(Records contained in a dataset)
################

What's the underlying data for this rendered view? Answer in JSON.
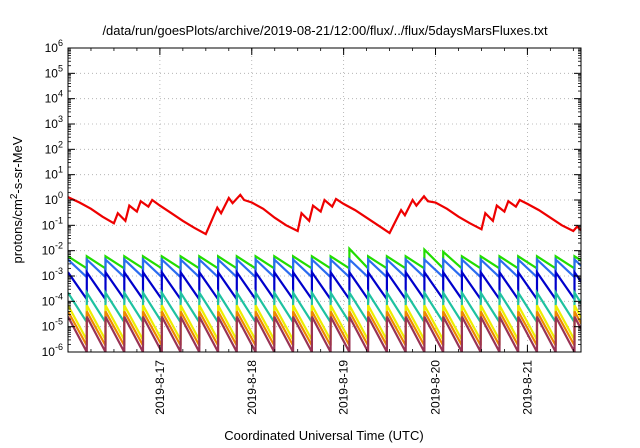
{
  "chart_data": {
    "type": "line",
    "title": "/data/run/goesPlots/archive/2019-08-21/12:00/flux/../flux/5daysMarsFluxes.txt",
    "xlabel": "Coordinated Universal Time (UTC)",
    "ylabel": {
      "prefix": "protons/cm",
      "superscript": "2",
      "suffix": "-s-sr-MeV"
    },
    "yscale": "log",
    "ylim_exponents": [
      -6,
      6
    ],
    "y_ticks": [
      {
        "base": "10",
        "exp": "-6"
      },
      {
        "base": "10",
        "exp": "-5"
      },
      {
        "base": "10",
        "exp": "-4"
      },
      {
        "base": "10",
        "exp": "-3"
      },
      {
        "base": "10",
        "exp": "-2"
      },
      {
        "base": "10",
        "exp": "-1"
      },
      {
        "base": "10",
        "exp": "0"
      },
      {
        "base": "10",
        "exp": "1"
      },
      {
        "base": "10",
        "exp": "2"
      },
      {
        "base": "10",
        "exp": "3"
      },
      {
        "base": "10",
        "exp": "4"
      },
      {
        "base": "10",
        "exp": "5"
      },
      {
        "base": "10",
        "exp": "6"
      }
    ],
    "x_start": "2019-8-16 00:00",
    "x_end": "2019-8-21 14:00",
    "x_ticks": [
      {
        "label": "2019-8-17",
        "value": "2019-8-17 00:00"
      },
      {
        "label": "2019-8-18",
        "value": "2019-8-18 00:00"
      },
      {
        "label": "2019-8-19",
        "value": "2019-8-19 00:00"
      },
      {
        "label": "2019-8-20",
        "value": "2019-8-20 00:00"
      },
      {
        "label": "2019-8-21",
        "value": "2019-8-21 00:00"
      }
    ],
    "grid": true,
    "series": [
      {
        "color": "#ee0000",
        "x": [
          "2019-8-16 00:00",
          "2019-8-16 03:00",
          "2019-8-16 06:00",
          "2019-8-16 09:00",
          "2019-8-16 12:00",
          "2019-8-16 13:00",
          "2019-8-16 15:00",
          "2019-8-16 16:00",
          "2019-8-16 18:00",
          "2019-8-16 19:00",
          "2019-8-16 21:00",
          "2019-8-16 22:00",
          "2019-8-17 00:00",
          "2019-8-17 03:00",
          "2019-8-17 06:00",
          "2019-8-17 09:00",
          "2019-8-17 12:00",
          "2019-8-17 15:00",
          "2019-8-17 16:00",
          "2019-8-17 18:00",
          "2019-8-17 19:00",
          "2019-8-17 21:00",
          "2019-8-17 22:00",
          "2019-8-18 00:00",
          "2019-8-18 03:00",
          "2019-8-18 06:00",
          "2019-8-18 09:00",
          "2019-8-18 12:00",
          "2019-8-18 13:00",
          "2019-8-18 15:00",
          "2019-8-18 16:00",
          "2019-8-18 18:00",
          "2019-8-18 19:00",
          "2019-8-18 21:00",
          "2019-8-18 22:00",
          "2019-8-19 00:00",
          "2019-8-19 03:00",
          "2019-8-19 06:00",
          "2019-8-19 09:00",
          "2019-8-19 12:00",
          "2019-8-19 15:00",
          "2019-8-19 16:00",
          "2019-8-19 18:00",
          "2019-8-19 19:00",
          "2019-8-19 21:00",
          "2019-8-19 22:00",
          "2019-8-20 00:00",
          "2019-8-20 03:00",
          "2019-8-20 06:00",
          "2019-8-20 09:00",
          "2019-8-20 12:00",
          "2019-8-20 13:00",
          "2019-8-20 15:00",
          "2019-8-20 16:00",
          "2019-8-20 18:00",
          "2019-8-20 19:00",
          "2019-8-20 21:00",
          "2019-8-20 22:00",
          "2019-8-21 00:00",
          "2019-8-21 03:00",
          "2019-8-21 06:00",
          "2019-8-21 09:00",
          "2019-8-21 12:00",
          "2019-8-21 13:00",
          "2019-8-21 14:00"
        ],
        "y": [
          1.3,
          0.8,
          0.45,
          0.22,
          0.12,
          0.3,
          0.15,
          0.6,
          0.35,
          0.9,
          0.55,
          1.0,
          0.6,
          0.3,
          0.15,
          0.08,
          0.045,
          0.5,
          0.3,
          1.2,
          0.75,
          1.6,
          1.0,
          0.8,
          0.45,
          0.2,
          0.1,
          0.06,
          0.3,
          0.15,
          0.6,
          0.35,
          1.0,
          0.55,
          1.1,
          0.7,
          0.4,
          0.2,
          0.1,
          0.05,
          0.4,
          0.25,
          1.0,
          0.6,
          1.4,
          0.9,
          0.8,
          0.45,
          0.22,
          0.12,
          0.07,
          0.3,
          0.15,
          0.6,
          0.35,
          0.9,
          0.55,
          1.0,
          0.7,
          0.4,
          0.2,
          0.1,
          0.06,
          0.09,
          0.065
        ]
      },
      {
        "color": "#22dd00",
        "pattern": "sawtooth",
        "x_start": "2019-8-16 00:00",
        "x_end": "2019-8-21 14:00",
        "period_hours": 4.9,
        "peak": 0.006,
        "trough": 0.002,
        "spikes": [
          {
            "x": "2019-8-19 01:00",
            "y": 0.012
          },
          {
            "x": "2019-8-19 19:00",
            "y": 0.011
          },
          {
            "x": "2019-8-20 01:00",
            "y": 0.009
          }
        ]
      },
      {
        "color": "#2b6cf0",
        "pattern": "sawtooth",
        "x_start": "2019-8-16 00:00",
        "x_end": "2019-8-21 14:00",
        "period_hours": 4.9,
        "peak": 0.0045,
        "trough": 0.0009
      },
      {
        "color": "#0000cc",
        "pattern": "sawtooth",
        "x_start": "2019-8-16 00:00",
        "x_end": "2019-8-21 14:00",
        "period_hours": 4.9,
        "peak": 0.0014,
        "trough": 0.00012
      },
      {
        "color": "#1fc2a0",
        "pattern": "sawtooth",
        "x_start": "2019-8-16 00:00",
        "x_end": "2019-8-21 14:00",
        "period_hours": 4.9,
        "peak": 0.00022,
        "trough": 1.5e-05
      },
      {
        "color": "#eeee00",
        "pattern": "sawtooth",
        "x_start": "2019-8-16 00:00",
        "x_end": "2019-8-21 14:00",
        "period_hours": 4.9,
        "peak": 7e-05,
        "trough": 3e-06
      },
      {
        "color": "#ee8800",
        "pattern": "sawtooth",
        "x_start": "2019-8-16 00:00",
        "x_end": "2019-8-21 14:00",
        "period_hours": 4.9,
        "peak": 4e-05,
        "trough": 1.8e-06
      },
      {
        "color": "#993355",
        "pattern": "sawtooth",
        "x_start": "2019-8-16 00:00",
        "x_end": "2019-8-21 14:00",
        "period_hours": 4.9,
        "peak": 2.5e-05,
        "trough": 1e-06
      }
    ]
  }
}
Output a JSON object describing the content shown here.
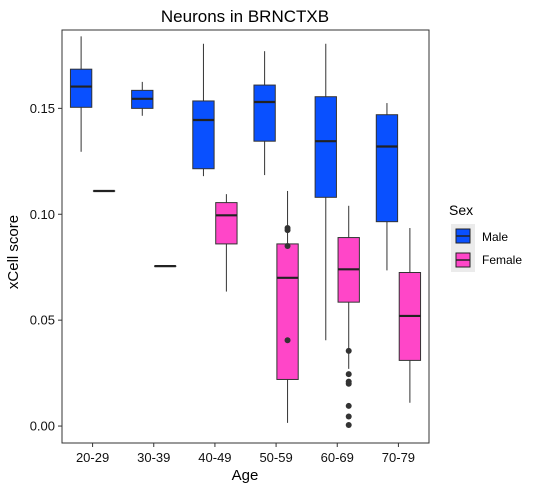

################

EXERCISE INSTRUCTIONS:
Return every line of the preceding records in which the word "peak" appears.

SOLUTION TO THIS PROBLEM:
        "peak": 0.006,
        "peak": 0.0045,
        "peak": 0.0014,
        "peak": 0.00022,
        "peak": 7e-05,
        "peak": 4e-05,
        "peak": 2.5e-05,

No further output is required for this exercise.